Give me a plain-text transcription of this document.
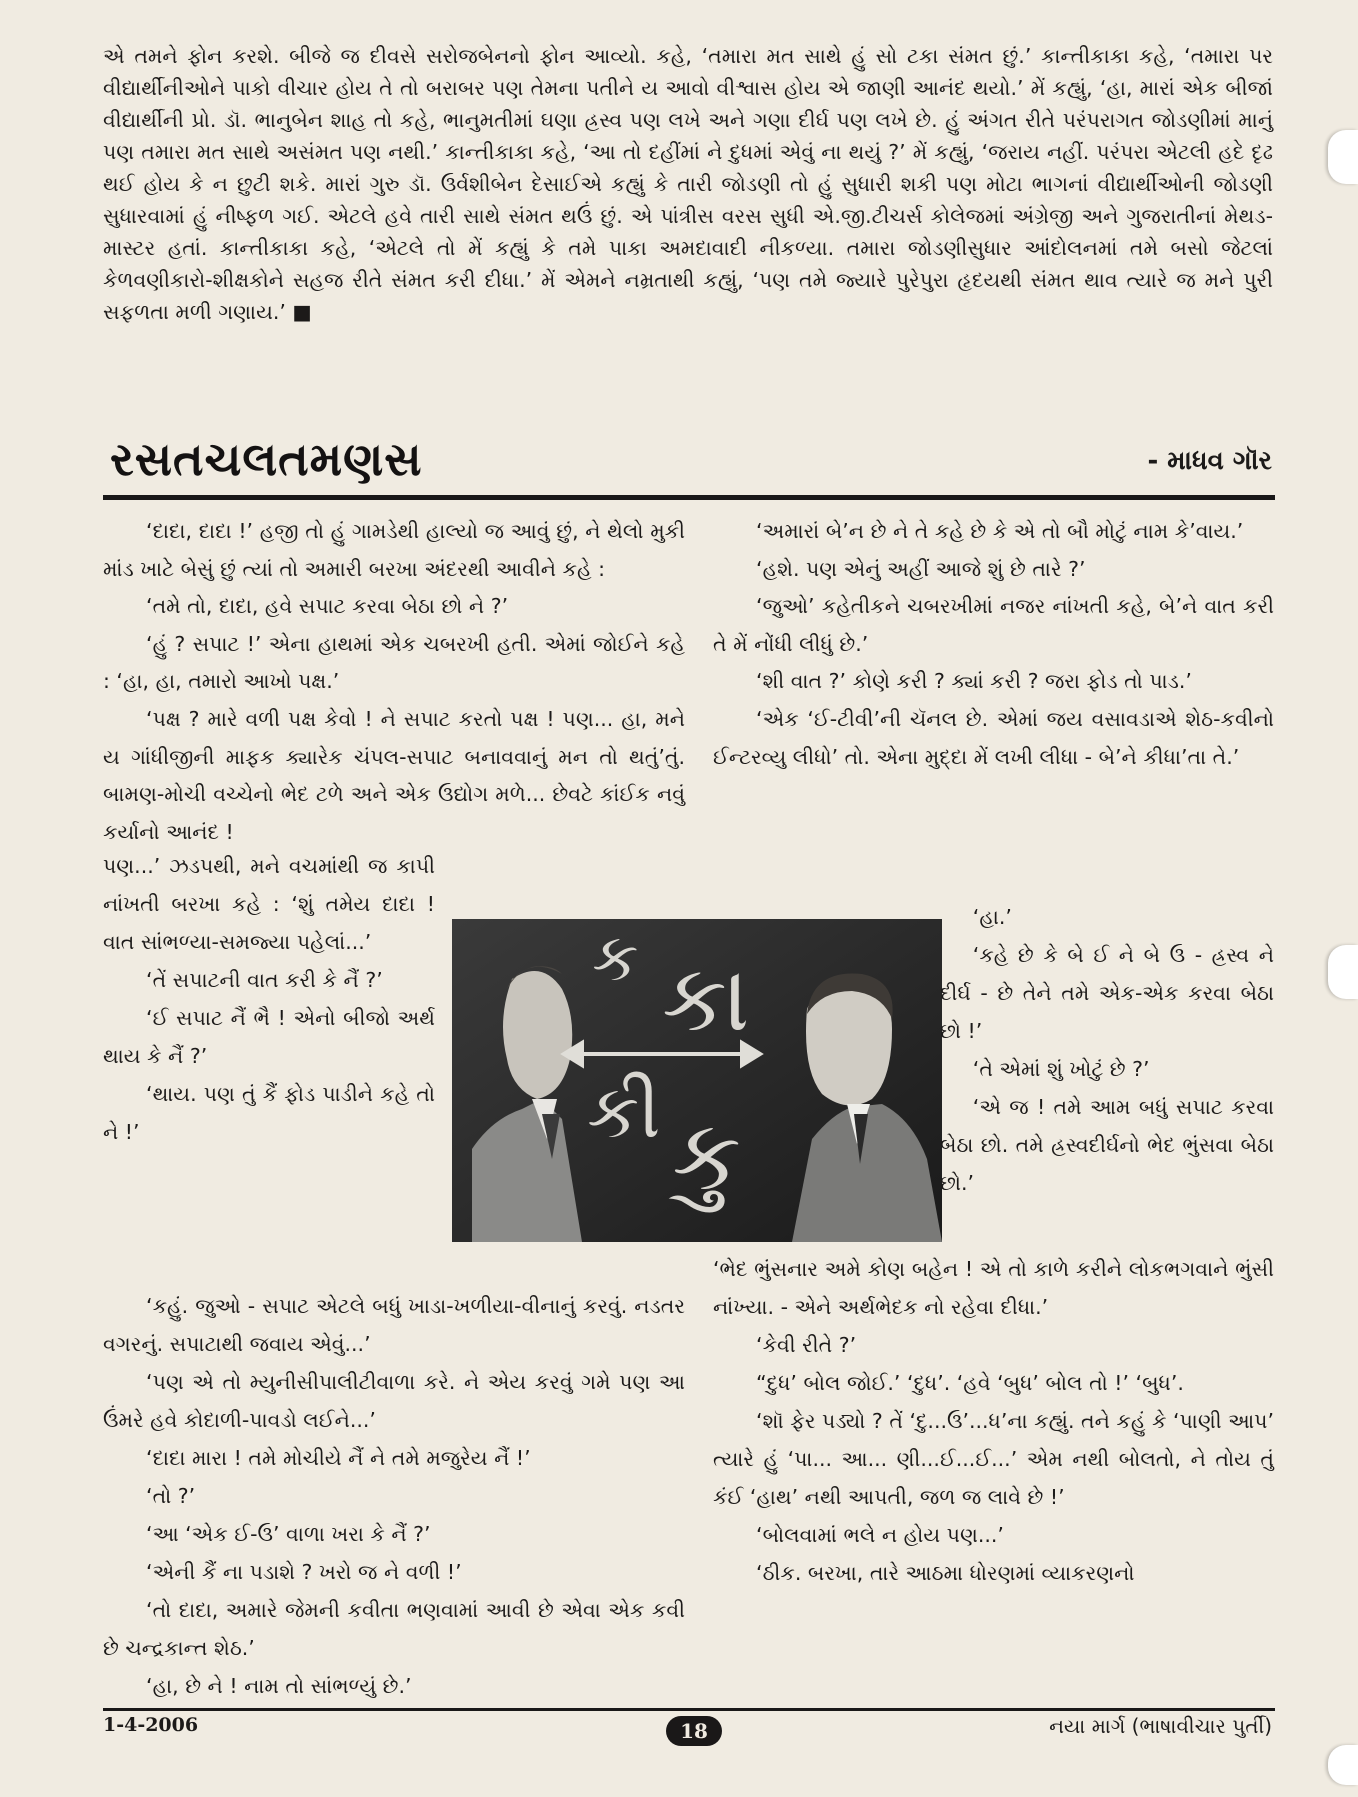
એ તમને ફોન કરશે. બીજે જ દીવસે સરોજબેનનો ફોન આવ્યો. કહે, ‘તમારા મત સાથે હું સો ટકા સંમત છું.’ કાન્તીકાકા કહે, ‘તમારા પર વીદ્યાર્થીનીઓને પાકો વીચાર હોય તે તો બરાબર પણ તેમના પતીને ય આવો વીશ્વાસ હોય એ જાણી આનંદ થયો.’ મેં કહ્યું, ‘હા, મારાં એક બીજાં વીદ્યાર્થીની પ્રો. ડૉ. ભાનુબેન શાહ તો કહે, ભાનુમતીમાં ઘણા હ્રસ્વ પણ લખે અને ગણા દીર્ઘ પણ લખે છે. હું અંગત રીતે પરંપરાગત જોડણીમાં માનું પણ તમારા મત સાથે અસંમત પણ નથી.’ કાન્તીકાકા કહે, ‘આ તો દહીંમાં ને દુધમાં એવું ના થયું ?’ મેં કહ્યું, ‘જરાય નહીં. પરંપરા એટલી હદે દૃઢ થઈ હોય કે ન છુટી શકે. મારાં ગુરુ ડૉ. ઉર્વશીબેન દેસાઈએ કહ્યું કે તારી જોડણી તો હું સુધારી શકી પણ મોટા ભાગનાં વીદ્યાર્થીઓની જોડણી સુધારવામાં હું નીષ્ફળ ગઈ. એટલે હવે તારી સાથે સંમત થઉં છું. એ પાંત્રીસ વરસ સુધી એ.જી.ટીચર્સ કોલેજમાં અંગ્રેજી અને ગુજરાતીનાં મેથડ-માસ્ટર હતાં. કાન્તીકાકા કહે, ‘એટલે તો મેં કહ્યું કે તમે પાકા અમદાવાદી નીકળ્યા. તમારા જોડણીસુધાર આંદોલનમાં તમે બસો જેટલાં કેળવણીકારો-શીક્ષકોને સહજ રીતે સંમત કરી દીધા.’ મેં એમને નમ્રતાથી કહ્યું, ‘પણ તમે જ્યારે પુરેપુરા હૃદયથી સંમત થાવ ત્યારે જ મને પુરી સફળતા મળી ગણાય.’ ■

રસતચલતમણસ	- માધવ ગૉર

‘દાદા, દાદા !’ હજી તો હું ગામડેથી હાલ્યો જ આવું છું, ને થેલો મુકી માંડ ખાટે બેસું છું ત્યાં તો અમારી બરખા અંદરથી આવીને કહે :

‘તમે તો, દાદા, હવે સપાટ કરવા બેઠા છો ને ?’

‘હું ? સપાટ !’ એના હાથમાં એક ચબરખી હતી. એમાં જોઈને કહે : ‘હા, હા, તમારો આખો પક્ષ.’

‘પક્ષ ? મારે વળી પક્ષ કેવો ! ને સપાટ કરતો પક્ષ ! પણ... હા, મને ય ગાંધીજીની માફક ક્યારેક ચંપલ-સપાટ બનાવવાનું મન તો થતું’તું. બામણ-મોચી વચ્ચેનો ભેદ ટળે અને એક ઉદ્યોગ મળે... છેવટે કાંઈક નવું કર્યાનો આનંદ !

પણ...’ ઝડપથી, મને વચમાંથી જ કાપી નાંખતી બરખા કહે : ‘શું તમેય દાદા ! વાત સાંભળ્યા-સમજ્યા પહેલાં...’

‘તેં સપાટની વાત કરી કે નૈં ?’

‘ઈ સપાટ નૈં ભૈ ! એનો બીજો અર્થ થાય કે નૈં ?’

‘થાય. પણ તું કૈં ફોડ પાડીને કહે તો ને !’

ક કા
કી કુ

‘અમારાં બે’ન છે ને તે કહે છે કે એ તો બૌ મોટું નામ કે’વાય.’

‘હશે. પણ એનું અહીં આજે શું છે તારે ?’

‘જુઓ’ કહેતીકને ચબરખીમાં નજર નાંખતી કહે, બે’ને વાત કરી તે મેં નોંધી લીધું છે.’

‘શી વાત ?’ કોણે કરી ? ક્યાં કરી ? જરા ફોડ તો પાડ.’

‘એક ‘ઈ-ટીવી’ની ચૅનલ છે. એમાં જય વસાવડાએ શેઠ-કવીનો ઈન્ટરવ્યુ લીધો’ તો. એના મુદ્દા મેં લખી લીધા - બે’ને કીધા’તા તે.’

‘હા.’

‘કહે છે કે બે ઈ ને બે ઉ - હ્રસ્વ ને દીર્ઘ - છે તેને તમે એક-એક કરવા બેઠા છો !’

‘તે એમાં શું ખોટું છે ?’

‘એ જ ! તમે આમ બધું સપાટ કરવા બેઠા છો. તમે હ્રસ્વદીર્ઘનો ભેદ ભુંસવા બેઠા છો.’

‘કહું. જુઓ - સપાટ એટલે બધું ખાડા-ખળીયા-વીનાનું કરવું. નડતર વગરનું. સપાટાથી જવાય એવું...’

‘પણ એ તો મ્યુનીસીપાલીટીવાળા કરે. ને એય કરવું ગમે પણ આ ઉંમરે હવે કોદાળી-પાવડો લઈને...’

‘દાદા મારા ! તમે મોચીયે નૈં ને તમે મજુરેય નૈં !’

‘તો ?’

‘આ ‘એક ઈ-ઉ’ વાળા ખરા કે નૈં ?’

‘એની કૈં ના પડાશે ? ખરો જ ને વળી !’

‘તો દાદા, અમારે જેમની કવીતા ભણવામાં આવી છે એવા એક કવી છે ચન્દ્રકાન્ત શેઠ.’

‘હા, છે ને ! નામ તો સાંભળ્યું છે.’

‘ભેદ ભુંસનાર અમે કોણ બહેન ! એ તો કાળે કરીને લોકભગવાને ભુંસી નાંખ્યા. - એને અર્થભેદક નો રહેવા દીધા.’

‘કેવી રીતે ?’

“દુધ’ બોલ જોઈ.’ ‘દુધ’. ‘હવે ‘બુધ’ બોલ તો !’ ‘બુધ’.

‘શૉ ફેર પડ્યો ? તેં ‘દુ...ઉ’...ધ’ના કહ્યું. તને કહું કે ‘પાણી આપ’ ત્યારે હું ‘પા... આ... ણી...ઈ...ઈ...’ એમ નથી બોલતો, ને તોય તું કંઈ ‘હાથ’ નથી આપતી, જળ જ લાવે છે !’

‘બોલવામાં ભલે ન હોય પણ...’

‘ઠીક. બરખા, તારે આઠમા ધોરણમાં વ્યાકરણનો

1-4-2006	18	નયા માર્ગ (ભાષાવીચાર પુર્તી)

# EXERCISE TASK
Pictures in the records must not appear in the copy; transcribe everything else precisely.

# SOLUTION TO THIS TASK
Give me a plain-text transcription of this document.
એ તમને ફોન કરશે. બીજે જ દીવસે સરોજબેનનો ફોન આવ્યો. કહે, ‘તમારા મત સાથે હું સો ટકા સંમત છું.’ કાન્તીકાકા કહે, ‘તમારા પર વીદ્યાર્થીનીઓને પાકો વીચાર હોય તે તો બરાબર પણ તેમના પતીને ય આવો વીશ્વાસ હોય એ જાણી આનંદ થયો.’ મેં કહ્યું, ‘હા, મારાં એક બીજાં વીદ્યાર્થીની પ્રો. ડૉ. ભાનુબેન શાહ તો કહે, ભાનુમતીમાં ઘણા હ્રસ્વ પણ લખે અને ગણા દીર્ઘ પણ લખે છે. હું અંગત રીતે પરંપરાગત જોડણીમાં માનું પણ તમારા મત સાથે અસંમત પણ નથી.’ કાન્તીકાકા કહે, ‘આ તો દહીંમાં ને દુધમાં એવું ના થયું ?’ મેં કહ્યું, ‘જરાય નહીં. પરંપરા એટલી હદે દૃઢ થઈ હોય કે ન છુટી શકે. મારાં ગુરુ ડૉ. ઉર્વશીબેન દેસાઈએ કહ્યું કે તારી જોડણી તો હું સુધારી શકી પણ મોટા ભાગનાં વીદ્યાર્થીઓની જોડણી સુધારવામાં હું નીષ્ફળ ગઈ. એટલે હવે તારી સાથે સંમત થઉં છું. એ પાંત્રીસ વરસ સુધી એ.જી.ટીચર્સ કોલેજમાં અંગ્રેજી અને ગુજરાતીનાં મેથડ-માસ્ટર હતાં. કાન્તીકાકા કહે, ‘એટલે તો મેં કહ્યું કે તમે પાકા અમદાવાદી નીકળ્યા. તમારા જોડણીસુધાર આંદોલનમાં તમે બસો જેટલાં કેળવણીકારો-શીક્ષકોને સહજ રીતે સંમત કરી દીધા.’ મેં એમને નમ્રતાથી કહ્યું, ‘પણ તમે જ્યારે પુરેપુરા હૃદયથી સંમત થાવ ત્યારે જ મને પુરી સફળતા મળી ગણાય.’ ■

રસતચલતમણસ	- માધવ ગૉર

‘દાદા, દાદા !’ હજી તો હું ગામડેથી હાલ્યો જ આવું છું, ને થેલો મુકી માંડ ખાટે બેસું છું ત્યાં તો અમારી બરખા અંદરથી આવીને કહે :

‘તમે તો, દાદા, હવે સપાટ કરવા બેઠા છો ને ?’

‘હું ? સપાટ !’ એના હાથમાં એક ચબરખી હતી. એમાં જોઈને કહે : ‘હા, હા, તમારો આખો પક્ષ.’

‘પક્ષ ? મારે વળી પક્ષ કેવો ! ને સપાટ કરતો પક્ષ ! પણ... હા, મને ય ગાંધીજીની માફક ક્યારેક ચંપલ-સપાટ બનાવવાનું મન તો થતું’તું. બામણ-મોચી વચ્ચેનો ભેદ ટળે અને એક ઉદ્યોગ મળે... છેવટે કાંઈક નવું કર્યાનો આનંદ !

પણ...’ ઝડપથી, મને વચમાંથી જ કાપી નાંખતી બરખા કહે : ‘શું તમેય દાદા ! વાત સાંભળ્યા-સમજ્યા પહેલાં...’

‘તેં સપાટની વાત કરી કે નૈં ?’

‘ઈ સપાટ નૈં ભૈ ! એનો બીજો અર્થ થાય કે નૈં ?’

‘થાય. પણ તું કૈં ફોડ પાડીને કહે તો ને !’

ક કા
કી કુ

‘અમારાં બે’ન છે ને તે કહે છે કે એ તો બૌ મોટું નામ કે’વાય.’

‘હશે. પણ એનું અહીં આજે શું છે તારે ?’

‘જુઓ’ કહેતીકને ચબરખીમાં નજર નાંખતી કહે, બે’ને વાત કરી તે મેં નોંધી લીધું છે.’

‘શી વાત ?’ કોણે કરી ? ક્યાં કરી ? જરા ફોડ તો પાડ.’

‘એક ‘ઈ-ટીવી’ની ચૅનલ છે. એમાં જય વસાવડાએ શેઠ-કવીનો ઈન્ટરવ્યુ લીધો’ તો. એના મુદ્દા મેં લખી લીધા - બે’ને કીધા’તા તે.’

‘હા.’

‘કહે છે કે બે ઈ ને બે ઉ - હ્રસ્વ ને દીર્ઘ - છે તેને તમે એક-એક કરવા બેઠા છો !’

‘તે એમાં શું ખોટું છે ?’

‘એ જ ! તમે આમ બધું સપાટ કરવા બેઠા છો. તમે હ્રસ્વદીર્ઘનો ભેદ ભુંસવા બેઠા છો.’

‘કહું. જુઓ - સપાટ એટલે બધું ખાડા-ખળીયા-વીનાનું કરવું. નડતર વગરનું. સપાટાથી જવાય એવું...’

‘પણ એ તો મ્યુનીસીપાલીટીવાળા કરે. ને એય કરવું ગમે પણ આ ઉંમરે હવે કોદાળી-પાવડો લઈને...’

‘દાદા મારા ! તમે મોચીયે નૈં ને તમે મજુરેય નૈં !’

‘તો ?’

‘આ ‘એક ઈ-ઉ’ વાળા ખરા કે નૈં ?’

‘એની કૈં ના પડાશે ? ખરો જ ને વળી !’

‘તો દાદા, અમારે જેમની કવીતા ભણવામાં આવી છે એવા એક કવી છે ચન્દ્રકાન્ત શેઠ.’

‘હા, છે ને ! નામ તો સાંભળ્યું છે.’

‘ભેદ ભુંસનાર અમે કોણ બહેન ! એ તો કાળે કરીને લોકભગવાને ભુંસી નાંખ્યા. - એને અર્થભેદક નો રહેવા દીધા.’

‘કેવી રીતે ?’

“દુધ’ બોલ જોઈ.’ ‘દુધ’. ‘હવે ‘બુધ’ બોલ તો !’ ‘બુધ’.

‘શૉ ફેર પડ્યો ? તેં ‘દુ...ઉ’...ધ’ના કહ્યું. તને કહું કે ‘પાણી આપ’ ત્યારે હું ‘પા... આ... ણી...ઈ...ઈ...’ એમ નથી બોલતો, ને તોય તું કંઈ ‘હાથ’ નથી આપતી, જળ જ લાવે છે !’

‘બોલવામાં ભલે ન હોય પણ...’

‘ઠીક. બરખા, તારે આઠમા ધોરણમાં વ્યાકરણનો

1-4-2006	18	નયા માર્ગ (ભાષાવીચાર પુર્તી)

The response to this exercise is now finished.